Information given:
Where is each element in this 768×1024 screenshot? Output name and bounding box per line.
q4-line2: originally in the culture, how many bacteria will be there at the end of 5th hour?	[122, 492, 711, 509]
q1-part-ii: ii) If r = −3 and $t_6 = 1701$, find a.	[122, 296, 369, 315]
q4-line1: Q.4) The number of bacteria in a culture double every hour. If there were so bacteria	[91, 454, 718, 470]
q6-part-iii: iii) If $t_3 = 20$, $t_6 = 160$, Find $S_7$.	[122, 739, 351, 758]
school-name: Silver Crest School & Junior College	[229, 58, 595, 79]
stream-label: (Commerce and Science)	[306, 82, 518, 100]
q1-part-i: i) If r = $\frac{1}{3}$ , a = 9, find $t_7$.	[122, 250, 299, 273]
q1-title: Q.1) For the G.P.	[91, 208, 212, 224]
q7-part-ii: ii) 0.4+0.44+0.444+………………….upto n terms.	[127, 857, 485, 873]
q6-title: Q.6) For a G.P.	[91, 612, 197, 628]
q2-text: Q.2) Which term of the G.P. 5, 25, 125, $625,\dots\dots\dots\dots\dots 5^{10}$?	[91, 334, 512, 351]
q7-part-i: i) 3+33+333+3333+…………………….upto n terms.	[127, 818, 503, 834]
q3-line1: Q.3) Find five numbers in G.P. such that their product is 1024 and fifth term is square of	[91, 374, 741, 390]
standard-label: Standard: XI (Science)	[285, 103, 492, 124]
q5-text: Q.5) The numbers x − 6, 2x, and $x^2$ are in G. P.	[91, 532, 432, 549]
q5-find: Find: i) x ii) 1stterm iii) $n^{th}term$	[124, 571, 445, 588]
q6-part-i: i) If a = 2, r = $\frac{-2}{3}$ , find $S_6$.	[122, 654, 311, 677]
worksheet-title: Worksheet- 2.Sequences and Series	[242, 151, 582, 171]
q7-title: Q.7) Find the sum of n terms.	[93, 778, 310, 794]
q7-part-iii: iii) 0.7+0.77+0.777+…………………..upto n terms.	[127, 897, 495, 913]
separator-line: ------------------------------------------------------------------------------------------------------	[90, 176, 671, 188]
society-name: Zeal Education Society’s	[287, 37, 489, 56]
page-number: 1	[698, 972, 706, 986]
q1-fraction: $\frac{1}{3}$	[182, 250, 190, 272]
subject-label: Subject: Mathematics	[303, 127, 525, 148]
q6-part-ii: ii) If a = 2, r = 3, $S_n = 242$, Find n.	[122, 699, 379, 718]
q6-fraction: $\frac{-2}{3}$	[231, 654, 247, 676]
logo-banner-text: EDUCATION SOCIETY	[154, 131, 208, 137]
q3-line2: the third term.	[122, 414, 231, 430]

Exercise goal: Scan the listing above and copy all lines containing the word "name".

Result for this task:
Where is each element in this 768×1024 screenshot? Output name and bounding box per line.
school-name: Silver Crest School & Junior College	[229, 58, 595, 79]
society-name: Zeal Education Society’s	[287, 37, 489, 56]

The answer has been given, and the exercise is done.